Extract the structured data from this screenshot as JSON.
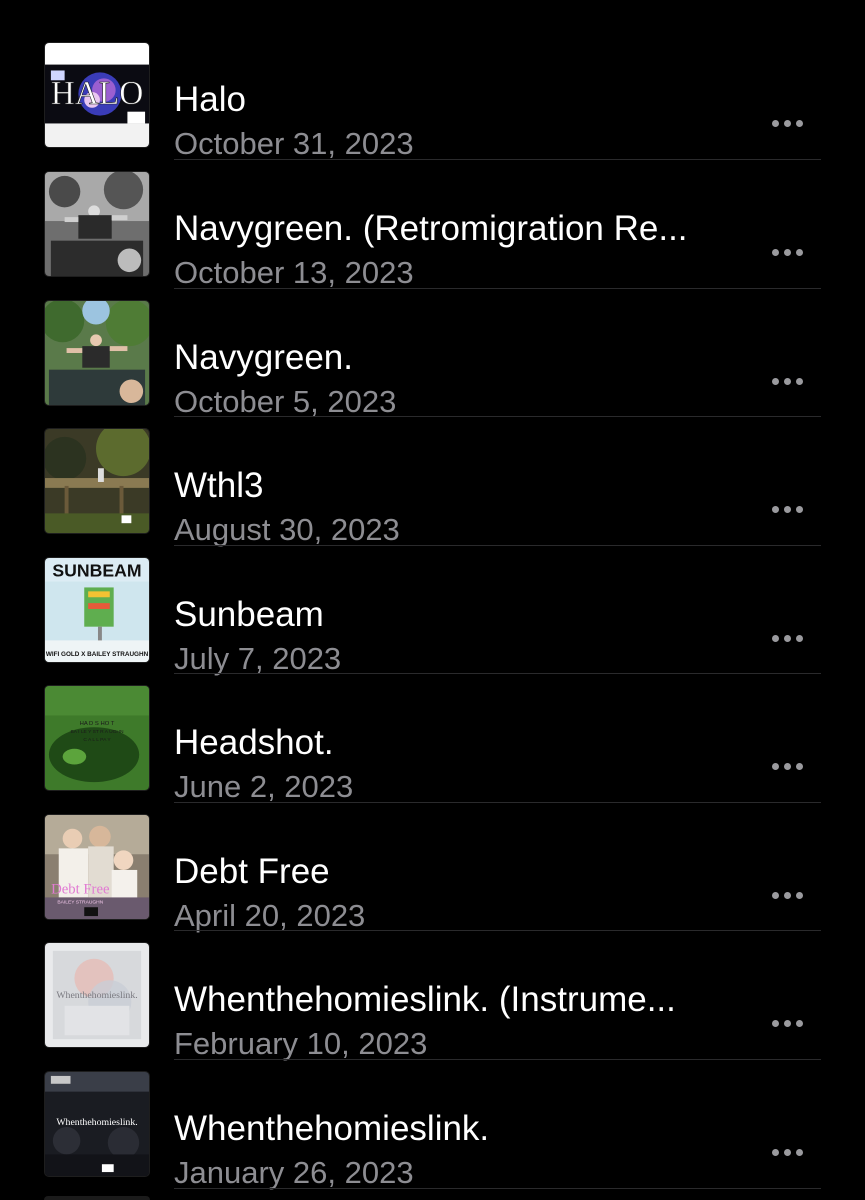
{
  "releases": [
    {
      "title": "Halo",
      "date": "October 31, 2023",
      "art": "halo-cover"
    },
    {
      "title": "Navygreen. (Retromigration Re...",
      "date": "October 13, 2023",
      "art": "navygreen-retromigration-cover"
    },
    {
      "title": "Navygreen.",
      "date": "October 5, 2023",
      "art": "navygreen-cover"
    },
    {
      "title": "Wthl3",
      "date": "August 30, 2023",
      "art": "wthl3-cover"
    },
    {
      "title": "Sunbeam",
      "date": "July 7, 2023",
      "art": "sunbeam-cover"
    },
    {
      "title": "Headshot.",
      "date": "June 2, 2023",
      "art": "headshot-cover"
    },
    {
      "title": "Debt Free",
      "date": "April 20, 2023",
      "art": "debt-free-cover"
    },
    {
      "title": "Whenthehomieslink. (Instrume...",
      "date": "February 10, 2023",
      "art": "whenthehomieslink-instrumental-cover"
    },
    {
      "title": "Whenthehomieslink.",
      "date": "January 26, 2023",
      "art": "whenthehomieslink-cover"
    }
  ],
  "art_text": {
    "halo": "HALO",
    "sunbeam": "SUNBEAM",
    "sunbeam_credit": "WIFI GOLD X BAILEY STRAUGHN",
    "headshot_line1": "HA D S HO T",
    "headshot_line2": "BA I LE Y ST R A UGHN",
    "headshot_line3": "C A L L PA Y",
    "debt_free": "Debt Free",
    "debt_free_artist": "BAILEY STRAUGHN",
    "whenthehomieslink_instrumental": "Whenthehomieslink.",
    "whenthehomieslink": "Whenthehomieslink."
  },
  "more_icon": "ellipsis-icon",
  "colors": {
    "background": "#000000",
    "title": "#ffffff",
    "date": "#8d8d92",
    "separator": "#2a2a2c",
    "dots": "#9a9a9e"
  }
}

Exercise goal → Locate the word "BAILEY" in the records and collect each line it appears in.

Answer to the exercise →
    "sunbeam_credit": "WIFI GOLD X BAILEY STRAUGHN",
    "debt_free_artist": "BAILEY STRAUGHN",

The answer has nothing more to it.